* Goal: Restate the entries below verbatim.

* Material shown:
------------------------------------------------------------------------
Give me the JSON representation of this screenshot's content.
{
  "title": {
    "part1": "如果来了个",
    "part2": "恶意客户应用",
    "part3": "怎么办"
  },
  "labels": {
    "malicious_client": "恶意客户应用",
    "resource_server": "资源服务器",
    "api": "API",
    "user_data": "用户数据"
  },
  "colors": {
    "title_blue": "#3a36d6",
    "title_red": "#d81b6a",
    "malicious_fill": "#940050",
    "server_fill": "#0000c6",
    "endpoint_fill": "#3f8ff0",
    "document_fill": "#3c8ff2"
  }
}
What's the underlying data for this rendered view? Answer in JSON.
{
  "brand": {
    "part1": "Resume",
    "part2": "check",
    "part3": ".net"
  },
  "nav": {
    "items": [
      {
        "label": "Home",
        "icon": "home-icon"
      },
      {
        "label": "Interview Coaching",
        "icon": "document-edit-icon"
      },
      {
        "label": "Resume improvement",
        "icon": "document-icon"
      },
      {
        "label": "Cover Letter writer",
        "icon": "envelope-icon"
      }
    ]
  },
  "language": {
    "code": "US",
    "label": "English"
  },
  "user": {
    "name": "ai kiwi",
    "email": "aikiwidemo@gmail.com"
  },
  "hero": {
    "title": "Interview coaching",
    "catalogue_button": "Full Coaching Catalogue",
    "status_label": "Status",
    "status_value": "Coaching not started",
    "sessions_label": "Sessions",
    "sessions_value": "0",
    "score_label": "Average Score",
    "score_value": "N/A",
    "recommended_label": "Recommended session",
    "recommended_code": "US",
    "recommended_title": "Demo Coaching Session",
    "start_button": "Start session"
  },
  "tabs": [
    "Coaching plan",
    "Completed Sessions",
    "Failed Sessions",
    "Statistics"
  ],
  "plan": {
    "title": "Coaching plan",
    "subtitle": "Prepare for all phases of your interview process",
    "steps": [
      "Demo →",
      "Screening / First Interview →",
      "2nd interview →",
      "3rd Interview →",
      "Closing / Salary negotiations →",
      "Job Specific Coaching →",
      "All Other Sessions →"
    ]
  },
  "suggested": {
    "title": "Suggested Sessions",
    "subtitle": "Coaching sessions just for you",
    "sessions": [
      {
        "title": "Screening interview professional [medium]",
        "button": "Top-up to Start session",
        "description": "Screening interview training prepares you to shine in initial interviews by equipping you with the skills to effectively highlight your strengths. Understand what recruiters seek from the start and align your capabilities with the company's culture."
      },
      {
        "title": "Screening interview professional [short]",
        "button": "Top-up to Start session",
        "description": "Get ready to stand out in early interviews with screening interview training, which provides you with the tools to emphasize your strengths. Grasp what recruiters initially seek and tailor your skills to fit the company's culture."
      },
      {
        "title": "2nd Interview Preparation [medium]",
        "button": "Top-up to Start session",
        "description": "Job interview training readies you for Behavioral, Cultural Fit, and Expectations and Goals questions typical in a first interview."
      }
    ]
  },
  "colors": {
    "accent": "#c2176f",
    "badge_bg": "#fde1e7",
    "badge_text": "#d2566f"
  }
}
------------------------------------------------------------------------
* Complete output:
Give me the JSON representation of this screenshot's content.
{
  "title": {
    "part1": "如果来了个",
    "part2": "恶意客户应用",
    "part3": "怎么办"
  },
  "labels": {
    "malicious_client": "恶意客户应用",
    "resource_server": "资源服务器",
    "api": "API",
    "user_data": "用户数据"
  },
  "colors": {
    "title_blue": "#3a36d6",
    "title_red": "#d81b6a",
    "malicious_fill": "#940050",
    "server_fill": "#0000c6",
    "endpoint_fill": "#3f8ff0",
    "document_fill": "#3c8ff2"
  }
}
What's the underlying data for this rendered view? Answer in JSON.
{
  "brand": {
    "part1": "Resume",
    "part2": "check",
    "part3": ".net"
  },
  "nav": {
    "items": [
      {
        "label": "Home",
        "icon": "home-icon"
      },
      {
        "label": "Interview Coaching",
        "icon": "document-edit-icon"
      },
      {
        "label": "Resume improvement",
        "icon": "document-icon"
      },
      {
        "label": "Cover Letter writer",
        "icon": "envelope-icon"
      }
    ]
  },
  "language": {
    "code": "US",
    "label": "English"
  },
  "user": {
    "name": "ai kiwi",
    "email": "aikiwidemo@gmail.com"
  },
  "hero": {
    "title": "Interview coaching",
    "catalogue_button": "Full Coaching Catalogue",
    "status_label": "Status",
    "status_value": "Coaching not started",
    "sessions_label": "Sessions",
    "sessions_value": "0",
    "score_label": "Average Score",
    "score_value": "N/A",
    "recommended_label": "Recommended session",
    "recommended_code": "US",
    "recommended_title": "Demo Coaching Session",
    "start_button": "Start session"
  },
  "tabs": [
    "Coaching plan",
    "Completed Sessions",
    "Failed Sessions",
    "Statistics"
  ],
  "plan": {
    "title": "Coaching plan",
    "subtitle": "Prepare for all phases of your interview process",
    "steps": [
      "Demo →",
      "Screening / First Interview →",
      "2nd interview →",
      "3rd Interview →",
      "Closing / Salary negotiations →",
      "Job Specific Coaching →",
      "All Other Sessions →"
    ]
  },
  "suggested": {
    "title": "Suggested Sessions",
    "subtitle": "Coaching sessions just for you",
    "sessions": [
      {
        "title": "Screening interview professional [medium]",
        "button": "Top-up to Start session",
        "description": "Screening interview training prepares you to shine in initial interviews by equipping you with the skills to effectively highlight your strengths. Understand what recruiters seek from the start and align your capabilities with the company's culture."
      },
      {
        "title": "Screening interview professional [short]",
        "button": "Top-up to Start session",
        "description": "Get ready to stand out in early interviews with screening interview training, which provides you with the tools to emphasize your strengths. Grasp what recruiters initially seek and tailor your skills to fit the company's culture."
      },
      {
        "title": "2nd Interview Preparation [medium]",
        "button": "Top-up to Start session",
        "description": "Job interview training readies you for Behavioral, Cultural Fit, and Expectations and Goals questions typical in a first interview."
      }
    ]
  },
  "colors": {
    "accent": "#c2176f",
    "badge_bg": "#fde1e7",
    "badge_text": "#d2566f"
  }
}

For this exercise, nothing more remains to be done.